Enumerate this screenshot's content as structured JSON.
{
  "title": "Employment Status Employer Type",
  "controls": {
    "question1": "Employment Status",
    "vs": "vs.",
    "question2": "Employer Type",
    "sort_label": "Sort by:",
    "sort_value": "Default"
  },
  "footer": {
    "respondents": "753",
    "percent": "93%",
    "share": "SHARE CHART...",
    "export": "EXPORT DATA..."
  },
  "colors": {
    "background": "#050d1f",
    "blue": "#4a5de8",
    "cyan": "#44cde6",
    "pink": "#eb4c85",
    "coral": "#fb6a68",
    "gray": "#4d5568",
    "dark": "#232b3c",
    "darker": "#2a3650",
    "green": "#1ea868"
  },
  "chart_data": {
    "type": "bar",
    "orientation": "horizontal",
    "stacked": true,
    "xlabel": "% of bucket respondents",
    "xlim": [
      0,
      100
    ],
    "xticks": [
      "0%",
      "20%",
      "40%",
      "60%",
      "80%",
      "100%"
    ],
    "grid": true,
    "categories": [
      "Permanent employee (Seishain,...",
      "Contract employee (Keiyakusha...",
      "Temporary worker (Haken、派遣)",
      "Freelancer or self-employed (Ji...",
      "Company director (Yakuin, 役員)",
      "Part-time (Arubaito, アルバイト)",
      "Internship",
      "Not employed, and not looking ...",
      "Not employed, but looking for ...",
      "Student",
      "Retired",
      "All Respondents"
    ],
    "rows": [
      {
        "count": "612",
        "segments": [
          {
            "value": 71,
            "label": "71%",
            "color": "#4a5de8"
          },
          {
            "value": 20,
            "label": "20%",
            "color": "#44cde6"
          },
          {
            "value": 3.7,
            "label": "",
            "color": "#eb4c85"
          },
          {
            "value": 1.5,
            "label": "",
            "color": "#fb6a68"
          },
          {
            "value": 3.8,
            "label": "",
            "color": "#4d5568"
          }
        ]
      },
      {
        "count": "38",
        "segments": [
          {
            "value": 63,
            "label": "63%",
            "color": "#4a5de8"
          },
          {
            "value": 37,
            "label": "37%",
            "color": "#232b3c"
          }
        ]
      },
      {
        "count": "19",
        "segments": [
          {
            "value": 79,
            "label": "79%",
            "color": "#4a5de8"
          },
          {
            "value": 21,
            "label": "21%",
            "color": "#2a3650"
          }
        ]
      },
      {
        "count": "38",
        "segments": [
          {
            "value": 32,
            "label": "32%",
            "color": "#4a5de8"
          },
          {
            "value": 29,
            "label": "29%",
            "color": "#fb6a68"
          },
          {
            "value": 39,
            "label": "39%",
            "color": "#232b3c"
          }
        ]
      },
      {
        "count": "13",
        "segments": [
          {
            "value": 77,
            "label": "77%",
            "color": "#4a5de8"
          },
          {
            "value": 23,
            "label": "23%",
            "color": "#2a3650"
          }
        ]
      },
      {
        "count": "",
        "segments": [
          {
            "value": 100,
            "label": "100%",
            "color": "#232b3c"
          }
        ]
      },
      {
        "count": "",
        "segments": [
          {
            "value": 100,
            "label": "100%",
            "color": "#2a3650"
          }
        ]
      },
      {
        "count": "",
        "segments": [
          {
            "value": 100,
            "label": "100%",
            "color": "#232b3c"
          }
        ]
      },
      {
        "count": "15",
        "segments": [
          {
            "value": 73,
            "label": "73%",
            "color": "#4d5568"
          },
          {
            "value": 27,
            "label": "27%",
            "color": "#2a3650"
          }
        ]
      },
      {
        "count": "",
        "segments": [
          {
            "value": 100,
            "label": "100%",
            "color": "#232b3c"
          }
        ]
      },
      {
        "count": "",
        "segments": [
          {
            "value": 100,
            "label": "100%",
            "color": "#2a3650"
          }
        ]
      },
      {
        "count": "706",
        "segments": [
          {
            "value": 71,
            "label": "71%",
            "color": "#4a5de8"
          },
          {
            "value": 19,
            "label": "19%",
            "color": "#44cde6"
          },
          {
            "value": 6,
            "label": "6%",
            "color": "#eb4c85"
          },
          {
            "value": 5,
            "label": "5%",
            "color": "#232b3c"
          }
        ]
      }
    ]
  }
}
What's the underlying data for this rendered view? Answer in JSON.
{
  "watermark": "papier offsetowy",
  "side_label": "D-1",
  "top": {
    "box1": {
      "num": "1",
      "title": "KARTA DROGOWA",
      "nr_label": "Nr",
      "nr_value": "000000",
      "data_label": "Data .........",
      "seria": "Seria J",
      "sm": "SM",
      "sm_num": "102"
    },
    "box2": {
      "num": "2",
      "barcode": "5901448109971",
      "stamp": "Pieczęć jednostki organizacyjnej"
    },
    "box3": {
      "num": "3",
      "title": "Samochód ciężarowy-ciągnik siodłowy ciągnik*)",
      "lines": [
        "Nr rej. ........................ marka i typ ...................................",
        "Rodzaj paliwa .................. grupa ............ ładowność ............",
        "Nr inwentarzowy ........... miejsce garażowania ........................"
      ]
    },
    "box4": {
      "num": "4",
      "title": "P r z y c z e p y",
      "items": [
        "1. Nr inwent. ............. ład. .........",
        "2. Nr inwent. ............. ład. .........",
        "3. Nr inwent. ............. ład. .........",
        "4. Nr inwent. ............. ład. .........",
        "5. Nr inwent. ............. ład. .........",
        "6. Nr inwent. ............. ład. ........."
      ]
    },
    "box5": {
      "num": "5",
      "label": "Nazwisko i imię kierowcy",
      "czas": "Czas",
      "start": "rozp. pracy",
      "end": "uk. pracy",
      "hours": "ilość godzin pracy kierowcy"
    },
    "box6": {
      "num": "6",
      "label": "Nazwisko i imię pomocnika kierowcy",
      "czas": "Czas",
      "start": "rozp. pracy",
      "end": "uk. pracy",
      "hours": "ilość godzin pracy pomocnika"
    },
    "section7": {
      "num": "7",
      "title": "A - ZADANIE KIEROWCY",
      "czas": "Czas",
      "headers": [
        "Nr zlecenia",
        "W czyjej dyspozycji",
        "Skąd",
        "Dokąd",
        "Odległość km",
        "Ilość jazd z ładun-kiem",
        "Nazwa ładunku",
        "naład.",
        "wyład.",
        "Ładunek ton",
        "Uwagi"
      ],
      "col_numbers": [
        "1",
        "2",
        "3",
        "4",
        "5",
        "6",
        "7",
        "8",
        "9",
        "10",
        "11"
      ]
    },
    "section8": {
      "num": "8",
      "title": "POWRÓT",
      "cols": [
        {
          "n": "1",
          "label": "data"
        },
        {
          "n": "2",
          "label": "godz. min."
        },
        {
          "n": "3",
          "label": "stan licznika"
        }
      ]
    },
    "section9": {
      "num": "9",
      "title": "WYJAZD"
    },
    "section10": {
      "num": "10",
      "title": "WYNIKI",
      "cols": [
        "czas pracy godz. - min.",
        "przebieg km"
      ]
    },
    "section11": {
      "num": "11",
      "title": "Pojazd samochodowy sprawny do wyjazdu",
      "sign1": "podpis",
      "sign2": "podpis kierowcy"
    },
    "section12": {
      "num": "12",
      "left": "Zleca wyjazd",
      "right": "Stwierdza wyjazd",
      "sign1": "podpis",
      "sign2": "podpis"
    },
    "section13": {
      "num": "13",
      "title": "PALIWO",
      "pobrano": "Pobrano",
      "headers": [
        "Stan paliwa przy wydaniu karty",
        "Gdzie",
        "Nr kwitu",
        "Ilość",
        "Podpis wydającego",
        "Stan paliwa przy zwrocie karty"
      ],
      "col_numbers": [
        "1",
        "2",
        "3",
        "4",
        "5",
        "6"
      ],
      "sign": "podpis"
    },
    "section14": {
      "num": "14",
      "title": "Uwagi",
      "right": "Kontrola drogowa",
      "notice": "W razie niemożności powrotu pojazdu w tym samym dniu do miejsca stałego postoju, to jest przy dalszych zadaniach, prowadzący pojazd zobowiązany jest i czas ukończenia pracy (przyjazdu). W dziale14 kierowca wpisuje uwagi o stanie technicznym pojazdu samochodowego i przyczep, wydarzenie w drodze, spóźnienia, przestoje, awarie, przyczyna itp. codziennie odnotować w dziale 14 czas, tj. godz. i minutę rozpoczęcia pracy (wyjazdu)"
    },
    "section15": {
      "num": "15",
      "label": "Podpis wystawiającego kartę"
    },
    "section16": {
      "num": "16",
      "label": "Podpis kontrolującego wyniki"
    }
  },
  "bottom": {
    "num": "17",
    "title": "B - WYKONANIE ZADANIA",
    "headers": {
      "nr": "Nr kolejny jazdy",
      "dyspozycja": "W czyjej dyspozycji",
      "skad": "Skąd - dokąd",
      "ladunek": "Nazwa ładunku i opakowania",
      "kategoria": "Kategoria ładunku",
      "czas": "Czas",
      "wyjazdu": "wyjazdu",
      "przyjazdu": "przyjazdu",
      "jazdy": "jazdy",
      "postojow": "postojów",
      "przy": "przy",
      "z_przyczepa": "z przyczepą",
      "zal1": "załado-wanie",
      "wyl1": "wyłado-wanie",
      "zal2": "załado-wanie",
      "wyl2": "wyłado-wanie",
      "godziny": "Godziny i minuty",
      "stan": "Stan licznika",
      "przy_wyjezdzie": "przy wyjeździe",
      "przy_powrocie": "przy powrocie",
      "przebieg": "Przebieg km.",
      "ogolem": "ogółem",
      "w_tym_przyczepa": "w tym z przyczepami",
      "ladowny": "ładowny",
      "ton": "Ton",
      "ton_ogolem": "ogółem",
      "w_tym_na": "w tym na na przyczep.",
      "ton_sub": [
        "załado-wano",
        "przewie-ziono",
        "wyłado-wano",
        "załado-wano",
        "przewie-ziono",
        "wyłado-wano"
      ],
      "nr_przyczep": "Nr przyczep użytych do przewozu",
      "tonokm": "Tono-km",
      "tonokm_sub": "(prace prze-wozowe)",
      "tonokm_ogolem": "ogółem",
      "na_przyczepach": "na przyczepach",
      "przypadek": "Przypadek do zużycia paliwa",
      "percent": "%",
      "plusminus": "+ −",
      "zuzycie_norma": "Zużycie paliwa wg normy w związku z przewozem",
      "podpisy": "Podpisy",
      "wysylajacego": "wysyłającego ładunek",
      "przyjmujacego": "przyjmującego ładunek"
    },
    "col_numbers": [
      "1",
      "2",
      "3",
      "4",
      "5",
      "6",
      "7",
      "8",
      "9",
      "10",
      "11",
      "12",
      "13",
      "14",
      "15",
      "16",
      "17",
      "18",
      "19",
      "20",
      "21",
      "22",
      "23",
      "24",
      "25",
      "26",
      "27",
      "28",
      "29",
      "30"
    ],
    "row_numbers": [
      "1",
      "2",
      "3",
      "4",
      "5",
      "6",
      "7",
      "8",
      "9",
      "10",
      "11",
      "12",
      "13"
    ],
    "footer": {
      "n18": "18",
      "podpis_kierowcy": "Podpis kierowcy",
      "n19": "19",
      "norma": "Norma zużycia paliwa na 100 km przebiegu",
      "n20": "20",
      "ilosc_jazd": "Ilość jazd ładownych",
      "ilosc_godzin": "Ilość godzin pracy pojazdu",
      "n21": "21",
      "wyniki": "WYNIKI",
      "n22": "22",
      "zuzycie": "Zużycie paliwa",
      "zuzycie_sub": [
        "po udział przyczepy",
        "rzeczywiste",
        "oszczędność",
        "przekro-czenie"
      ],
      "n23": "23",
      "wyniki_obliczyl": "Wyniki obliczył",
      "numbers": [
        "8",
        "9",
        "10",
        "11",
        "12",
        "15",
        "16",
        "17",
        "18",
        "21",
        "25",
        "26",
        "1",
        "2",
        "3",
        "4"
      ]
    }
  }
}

+++

-- Exercise directions --
Look for "karty" and pull out every line that has it.

-- Complete output --
        "Stan paliwa przy wydaniu karty",
        "Stan paliwa przy zwrocie karty"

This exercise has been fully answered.